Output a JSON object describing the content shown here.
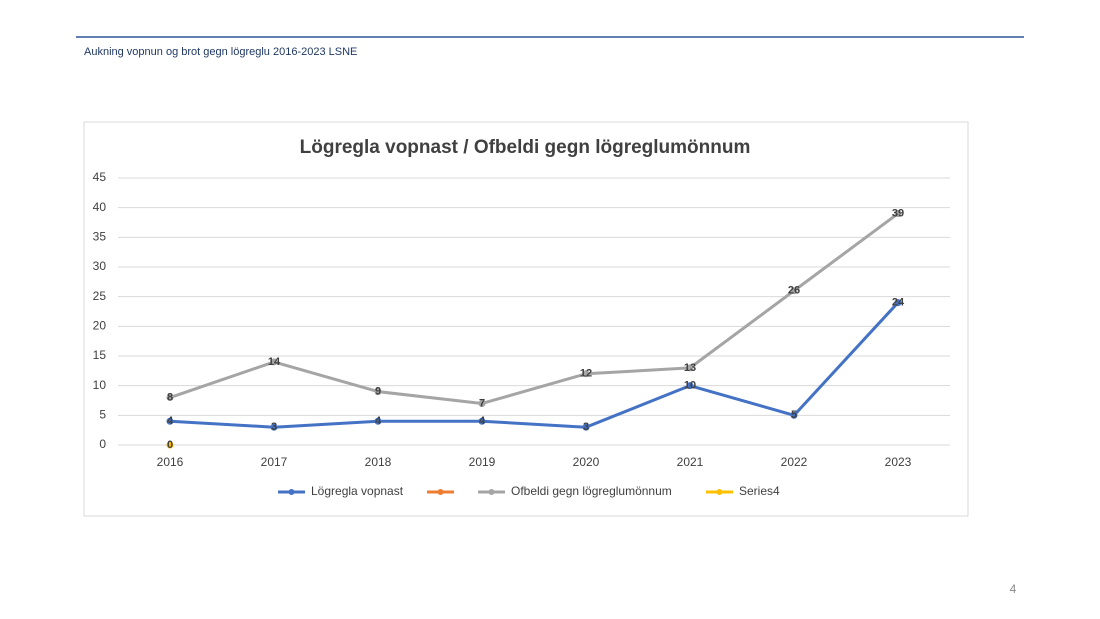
{
  "header": {
    "title": "Aukning vopnun og brot gegn lögreglu 2016-2023 LSNE"
  },
  "page_number": 4,
  "chart_data": {
    "type": "line",
    "title": "Lögregla vopnast / Ofbeldi gegn lögreglumönnum",
    "categories": [
      "2016",
      "2017",
      "2018",
      "2019",
      "2020",
      "2021",
      "2022",
      "2023"
    ],
    "series": [
      {
        "name": "Lögregla vopnast",
        "color": "#4472c4",
        "values": [
          4,
          3,
          4,
          4,
          3,
          10,
          5,
          24
        ]
      },
      {
        "color": "#ed7d31",
        "values": [
          null,
          null,
          null,
          null,
          null,
          null,
          null,
          null
        ]
      },
      {
        "name": "Ofbeldi gegn lögreglumönnum",
        "color": "#a5a5a5",
        "values": [
          8,
          14,
          9,
          7,
          12,
          13,
          26,
          39
        ]
      },
      {
        "name": "Series4",
        "color": "#ffc000",
        "values": [
          0,
          null,
          null,
          null,
          null,
          null,
          null,
          null
        ]
      }
    ],
    "ylim": [
      0,
      45
    ],
    "yticks": [
      0,
      5,
      10,
      15,
      20,
      25,
      30,
      35,
      40,
      45
    ],
    "grid": true,
    "legend": "bottom"
  }
}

**Goal**
Keep the pictures out of the copy and write out the data exactly as it stands.

**The output**
Output a JSON object describing the content shown here.
{
  "header": {
    "title": "Aukning vopnun og brot gegn lögreglu 2016-2023 LSNE"
  },
  "page_number": 4,
  "chart_data": {
    "type": "line",
    "title": "Lögregla vopnast / Ofbeldi gegn lögreglumönnum",
    "categories": [
      "2016",
      "2017",
      "2018",
      "2019",
      "2020",
      "2021",
      "2022",
      "2023"
    ],
    "series": [
      {
        "name": "Lögregla vopnast",
        "color": "#4472c4",
        "values": [
          4,
          3,
          4,
          4,
          3,
          10,
          5,
          24
        ]
      },
      {
        "color": "#ed7d31",
        "values": [
          null,
          null,
          null,
          null,
          null,
          null,
          null,
          null
        ]
      },
      {
        "name": "Ofbeldi gegn lögreglumönnum",
        "color": "#a5a5a5",
        "values": [
          8,
          14,
          9,
          7,
          12,
          13,
          26,
          39
        ]
      },
      {
        "name": "Series4",
        "color": "#ffc000",
        "values": [
          0,
          null,
          null,
          null,
          null,
          null,
          null,
          null
        ]
      }
    ],
    "ylim": [
      0,
      45
    ],
    "yticks": [
      0,
      5,
      10,
      15,
      20,
      25,
      30,
      35,
      40,
      45
    ],
    "grid": true,
    "legend": "bottom"
  }
}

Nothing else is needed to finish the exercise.